:: Aim ::
Quote the material below word for word, from its first line through the line with "- connector-line-3: [486, 355, 587, 357]".

==== Material provided

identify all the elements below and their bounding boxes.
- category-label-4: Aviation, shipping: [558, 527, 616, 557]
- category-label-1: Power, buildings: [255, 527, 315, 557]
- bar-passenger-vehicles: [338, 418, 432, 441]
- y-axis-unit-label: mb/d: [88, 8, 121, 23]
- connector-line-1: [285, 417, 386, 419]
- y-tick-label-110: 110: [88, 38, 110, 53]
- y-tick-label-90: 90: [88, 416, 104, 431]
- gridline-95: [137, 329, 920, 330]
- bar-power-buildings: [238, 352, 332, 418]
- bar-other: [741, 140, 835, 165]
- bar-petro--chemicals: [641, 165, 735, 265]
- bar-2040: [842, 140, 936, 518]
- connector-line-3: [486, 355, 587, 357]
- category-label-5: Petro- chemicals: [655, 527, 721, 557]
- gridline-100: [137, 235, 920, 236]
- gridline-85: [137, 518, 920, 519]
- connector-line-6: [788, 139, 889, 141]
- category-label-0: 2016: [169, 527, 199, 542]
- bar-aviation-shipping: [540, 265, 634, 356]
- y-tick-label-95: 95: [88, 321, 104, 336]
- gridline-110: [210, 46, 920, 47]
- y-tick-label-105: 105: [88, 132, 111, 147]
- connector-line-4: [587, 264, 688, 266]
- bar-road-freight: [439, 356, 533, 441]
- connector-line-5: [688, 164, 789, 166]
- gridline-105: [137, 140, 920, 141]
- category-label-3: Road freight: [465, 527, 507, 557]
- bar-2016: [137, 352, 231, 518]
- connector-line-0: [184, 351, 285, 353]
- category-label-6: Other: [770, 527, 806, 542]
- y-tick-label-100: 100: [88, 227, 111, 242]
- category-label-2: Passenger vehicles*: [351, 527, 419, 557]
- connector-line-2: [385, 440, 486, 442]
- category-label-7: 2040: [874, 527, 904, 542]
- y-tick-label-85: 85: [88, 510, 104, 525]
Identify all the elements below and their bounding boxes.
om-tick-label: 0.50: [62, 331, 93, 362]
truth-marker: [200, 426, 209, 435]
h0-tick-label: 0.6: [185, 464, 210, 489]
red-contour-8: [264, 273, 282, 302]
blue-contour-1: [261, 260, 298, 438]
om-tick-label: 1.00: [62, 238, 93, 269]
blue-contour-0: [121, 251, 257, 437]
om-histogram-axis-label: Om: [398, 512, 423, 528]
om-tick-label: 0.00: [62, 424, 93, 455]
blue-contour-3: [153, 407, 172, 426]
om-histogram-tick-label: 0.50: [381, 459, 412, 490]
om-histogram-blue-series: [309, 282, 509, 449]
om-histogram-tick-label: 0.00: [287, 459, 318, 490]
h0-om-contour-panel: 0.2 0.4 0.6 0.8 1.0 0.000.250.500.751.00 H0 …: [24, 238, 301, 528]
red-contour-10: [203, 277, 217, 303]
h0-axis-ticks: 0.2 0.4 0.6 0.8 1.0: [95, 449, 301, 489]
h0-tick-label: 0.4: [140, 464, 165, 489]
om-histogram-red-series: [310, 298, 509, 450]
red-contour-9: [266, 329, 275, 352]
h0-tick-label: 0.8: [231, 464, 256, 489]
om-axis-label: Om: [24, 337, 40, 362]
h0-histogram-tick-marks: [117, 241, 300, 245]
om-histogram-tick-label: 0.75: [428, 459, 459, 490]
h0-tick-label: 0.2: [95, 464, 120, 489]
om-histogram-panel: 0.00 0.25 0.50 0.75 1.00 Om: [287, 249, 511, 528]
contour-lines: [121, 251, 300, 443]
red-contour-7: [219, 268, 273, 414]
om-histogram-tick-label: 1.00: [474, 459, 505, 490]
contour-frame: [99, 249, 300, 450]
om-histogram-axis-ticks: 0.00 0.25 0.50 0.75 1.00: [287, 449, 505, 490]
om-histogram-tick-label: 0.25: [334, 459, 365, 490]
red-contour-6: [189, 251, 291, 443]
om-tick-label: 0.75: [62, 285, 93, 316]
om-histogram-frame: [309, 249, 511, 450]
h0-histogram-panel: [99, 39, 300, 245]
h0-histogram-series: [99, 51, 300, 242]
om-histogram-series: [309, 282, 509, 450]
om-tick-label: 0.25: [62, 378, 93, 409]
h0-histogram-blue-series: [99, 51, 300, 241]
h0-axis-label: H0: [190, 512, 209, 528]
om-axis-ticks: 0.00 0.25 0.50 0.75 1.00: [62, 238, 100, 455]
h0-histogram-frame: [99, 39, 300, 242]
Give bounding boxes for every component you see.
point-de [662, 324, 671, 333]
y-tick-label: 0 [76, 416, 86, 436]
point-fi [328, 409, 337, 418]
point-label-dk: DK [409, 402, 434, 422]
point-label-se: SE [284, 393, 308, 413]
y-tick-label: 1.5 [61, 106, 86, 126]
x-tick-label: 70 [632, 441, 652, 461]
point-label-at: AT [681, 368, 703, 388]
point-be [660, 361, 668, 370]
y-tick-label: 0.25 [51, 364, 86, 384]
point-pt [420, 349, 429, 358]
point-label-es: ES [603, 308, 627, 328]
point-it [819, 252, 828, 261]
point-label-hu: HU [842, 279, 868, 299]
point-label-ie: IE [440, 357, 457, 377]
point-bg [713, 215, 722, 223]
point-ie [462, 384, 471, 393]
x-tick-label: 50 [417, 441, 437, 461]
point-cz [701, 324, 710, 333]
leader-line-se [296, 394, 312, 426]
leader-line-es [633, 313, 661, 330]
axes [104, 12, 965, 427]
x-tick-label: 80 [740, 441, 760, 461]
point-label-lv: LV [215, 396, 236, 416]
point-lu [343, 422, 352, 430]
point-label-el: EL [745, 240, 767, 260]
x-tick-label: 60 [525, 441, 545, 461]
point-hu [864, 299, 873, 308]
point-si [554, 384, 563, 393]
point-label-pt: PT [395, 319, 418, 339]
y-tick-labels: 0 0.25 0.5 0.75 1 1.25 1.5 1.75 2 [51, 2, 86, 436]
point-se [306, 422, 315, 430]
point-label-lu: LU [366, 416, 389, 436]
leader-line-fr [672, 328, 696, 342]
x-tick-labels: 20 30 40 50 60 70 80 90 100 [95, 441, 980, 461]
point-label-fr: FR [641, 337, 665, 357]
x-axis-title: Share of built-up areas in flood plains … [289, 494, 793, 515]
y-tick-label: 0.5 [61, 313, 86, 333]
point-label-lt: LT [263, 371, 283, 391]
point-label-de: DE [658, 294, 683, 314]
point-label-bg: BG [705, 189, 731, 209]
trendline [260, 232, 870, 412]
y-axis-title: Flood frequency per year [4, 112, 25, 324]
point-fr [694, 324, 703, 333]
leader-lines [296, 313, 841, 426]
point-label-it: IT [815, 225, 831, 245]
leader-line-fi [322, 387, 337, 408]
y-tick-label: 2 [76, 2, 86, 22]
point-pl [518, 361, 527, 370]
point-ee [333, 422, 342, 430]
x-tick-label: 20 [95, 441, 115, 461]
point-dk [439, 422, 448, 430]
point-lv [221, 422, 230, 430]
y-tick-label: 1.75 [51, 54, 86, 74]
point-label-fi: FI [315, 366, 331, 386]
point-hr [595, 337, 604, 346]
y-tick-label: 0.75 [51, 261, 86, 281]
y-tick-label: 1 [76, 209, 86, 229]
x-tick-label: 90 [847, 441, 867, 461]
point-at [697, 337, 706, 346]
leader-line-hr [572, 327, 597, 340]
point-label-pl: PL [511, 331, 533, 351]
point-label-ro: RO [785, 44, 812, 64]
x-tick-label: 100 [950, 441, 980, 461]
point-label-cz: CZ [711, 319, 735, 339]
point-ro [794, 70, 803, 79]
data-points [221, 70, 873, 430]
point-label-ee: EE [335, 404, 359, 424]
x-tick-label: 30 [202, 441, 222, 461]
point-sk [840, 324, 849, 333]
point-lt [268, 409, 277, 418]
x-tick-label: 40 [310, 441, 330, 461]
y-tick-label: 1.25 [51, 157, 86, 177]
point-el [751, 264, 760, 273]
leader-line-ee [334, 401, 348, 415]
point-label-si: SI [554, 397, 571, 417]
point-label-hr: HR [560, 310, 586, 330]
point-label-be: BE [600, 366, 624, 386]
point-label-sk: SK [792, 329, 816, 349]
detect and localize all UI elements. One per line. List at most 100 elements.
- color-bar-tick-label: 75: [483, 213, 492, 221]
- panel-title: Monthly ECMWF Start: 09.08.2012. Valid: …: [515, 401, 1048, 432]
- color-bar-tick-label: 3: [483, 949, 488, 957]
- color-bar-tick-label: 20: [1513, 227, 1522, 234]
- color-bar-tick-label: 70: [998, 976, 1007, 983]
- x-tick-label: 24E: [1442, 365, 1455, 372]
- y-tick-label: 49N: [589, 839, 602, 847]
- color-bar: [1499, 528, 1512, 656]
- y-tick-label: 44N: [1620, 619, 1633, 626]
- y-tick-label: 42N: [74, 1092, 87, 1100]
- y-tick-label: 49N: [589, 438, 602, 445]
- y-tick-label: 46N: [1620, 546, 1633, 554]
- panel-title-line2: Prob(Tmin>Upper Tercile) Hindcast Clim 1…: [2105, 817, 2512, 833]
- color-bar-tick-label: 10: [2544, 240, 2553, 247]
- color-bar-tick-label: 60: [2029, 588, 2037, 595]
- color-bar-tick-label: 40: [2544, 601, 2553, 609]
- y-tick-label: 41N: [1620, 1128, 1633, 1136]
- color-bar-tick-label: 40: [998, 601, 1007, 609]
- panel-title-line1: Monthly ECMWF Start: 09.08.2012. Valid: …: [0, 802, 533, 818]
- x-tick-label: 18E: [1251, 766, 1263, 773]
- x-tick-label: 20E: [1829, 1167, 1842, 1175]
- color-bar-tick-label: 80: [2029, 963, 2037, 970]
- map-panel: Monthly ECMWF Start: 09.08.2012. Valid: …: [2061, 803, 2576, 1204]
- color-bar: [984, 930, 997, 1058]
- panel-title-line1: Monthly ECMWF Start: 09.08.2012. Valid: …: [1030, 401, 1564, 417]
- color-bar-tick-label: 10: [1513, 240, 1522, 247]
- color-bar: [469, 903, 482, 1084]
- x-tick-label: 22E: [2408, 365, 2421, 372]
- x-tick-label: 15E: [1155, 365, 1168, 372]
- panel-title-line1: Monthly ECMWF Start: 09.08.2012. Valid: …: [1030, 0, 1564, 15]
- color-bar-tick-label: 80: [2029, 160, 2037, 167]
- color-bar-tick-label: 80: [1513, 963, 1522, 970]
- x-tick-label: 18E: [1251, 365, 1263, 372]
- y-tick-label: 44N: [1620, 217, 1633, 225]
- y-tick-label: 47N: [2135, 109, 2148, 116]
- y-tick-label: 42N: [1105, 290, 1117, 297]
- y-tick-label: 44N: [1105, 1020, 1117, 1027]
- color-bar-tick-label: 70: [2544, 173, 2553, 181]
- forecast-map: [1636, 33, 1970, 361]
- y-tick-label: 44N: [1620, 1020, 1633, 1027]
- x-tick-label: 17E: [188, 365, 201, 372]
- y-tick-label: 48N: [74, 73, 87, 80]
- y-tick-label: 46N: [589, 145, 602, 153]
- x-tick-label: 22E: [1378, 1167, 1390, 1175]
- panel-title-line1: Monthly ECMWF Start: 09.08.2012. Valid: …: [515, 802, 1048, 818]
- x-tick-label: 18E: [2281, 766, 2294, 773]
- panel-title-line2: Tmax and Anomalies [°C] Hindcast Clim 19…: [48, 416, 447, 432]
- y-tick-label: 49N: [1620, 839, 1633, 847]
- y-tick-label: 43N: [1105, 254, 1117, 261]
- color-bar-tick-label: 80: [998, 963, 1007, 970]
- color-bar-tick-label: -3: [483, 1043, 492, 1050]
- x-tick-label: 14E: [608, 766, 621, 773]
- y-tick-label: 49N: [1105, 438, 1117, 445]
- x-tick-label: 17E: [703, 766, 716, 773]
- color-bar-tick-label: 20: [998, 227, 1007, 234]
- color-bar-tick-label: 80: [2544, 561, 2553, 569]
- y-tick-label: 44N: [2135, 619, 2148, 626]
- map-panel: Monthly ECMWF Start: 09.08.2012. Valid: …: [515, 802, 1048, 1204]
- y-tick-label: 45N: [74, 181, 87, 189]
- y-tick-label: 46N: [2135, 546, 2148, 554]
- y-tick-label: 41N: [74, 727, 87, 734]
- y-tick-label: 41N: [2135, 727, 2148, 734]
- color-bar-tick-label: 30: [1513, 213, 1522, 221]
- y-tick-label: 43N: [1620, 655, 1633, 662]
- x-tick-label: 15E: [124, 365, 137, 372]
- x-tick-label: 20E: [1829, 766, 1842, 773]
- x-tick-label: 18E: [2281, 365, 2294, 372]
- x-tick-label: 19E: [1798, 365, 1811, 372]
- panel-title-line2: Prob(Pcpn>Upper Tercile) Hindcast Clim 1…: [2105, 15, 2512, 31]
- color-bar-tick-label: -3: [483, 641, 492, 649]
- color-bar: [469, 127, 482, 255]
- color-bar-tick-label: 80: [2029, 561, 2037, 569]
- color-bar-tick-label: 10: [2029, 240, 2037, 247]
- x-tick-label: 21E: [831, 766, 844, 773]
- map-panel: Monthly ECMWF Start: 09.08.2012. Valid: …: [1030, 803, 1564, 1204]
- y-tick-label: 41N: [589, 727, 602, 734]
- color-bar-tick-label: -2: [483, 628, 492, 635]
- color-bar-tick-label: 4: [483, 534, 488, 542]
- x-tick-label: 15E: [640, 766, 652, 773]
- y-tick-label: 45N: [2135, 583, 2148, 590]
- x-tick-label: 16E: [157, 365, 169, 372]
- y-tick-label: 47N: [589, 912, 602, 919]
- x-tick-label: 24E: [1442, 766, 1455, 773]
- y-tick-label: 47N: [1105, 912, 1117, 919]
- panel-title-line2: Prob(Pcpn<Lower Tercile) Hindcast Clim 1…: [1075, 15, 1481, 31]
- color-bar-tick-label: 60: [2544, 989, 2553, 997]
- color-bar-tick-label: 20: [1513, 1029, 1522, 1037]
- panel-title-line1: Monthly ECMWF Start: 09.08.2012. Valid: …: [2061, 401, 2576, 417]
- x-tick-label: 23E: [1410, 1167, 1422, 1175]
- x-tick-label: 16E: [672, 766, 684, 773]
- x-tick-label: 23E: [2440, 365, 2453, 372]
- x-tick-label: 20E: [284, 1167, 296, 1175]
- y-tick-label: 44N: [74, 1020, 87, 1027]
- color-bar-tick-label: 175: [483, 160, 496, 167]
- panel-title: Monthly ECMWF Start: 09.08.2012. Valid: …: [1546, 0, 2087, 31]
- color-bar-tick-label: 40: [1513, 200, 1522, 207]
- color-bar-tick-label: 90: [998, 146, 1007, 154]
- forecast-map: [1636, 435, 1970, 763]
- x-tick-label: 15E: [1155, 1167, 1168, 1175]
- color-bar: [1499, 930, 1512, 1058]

========

:: Finished exercise ::
identify all the elements below and their bounding boxes.
- category-label-4: Aviation, shipping: [558, 527, 616, 557]
- category-label-1: Power, buildings: [255, 527, 315, 557]
- bar-passenger-vehicles: [338, 418, 432, 441]
- y-axis-unit-label: mb/d: [88, 8, 121, 23]
- connector-line-1: [285, 417, 386, 419]
- y-tick-label-110: 110: [88, 38, 110, 53]
- y-tick-label-90: 90: [88, 416, 104, 431]
- gridline-95: [137, 329, 920, 330]
- bar-power-buildings: [238, 352, 332, 418]
- bar-other: [741, 140, 835, 165]
- bar-petro--chemicals: [641, 165, 735, 265]
- bar-2040: [842, 140, 936, 518]
- connector-line-3: [486, 355, 587, 357]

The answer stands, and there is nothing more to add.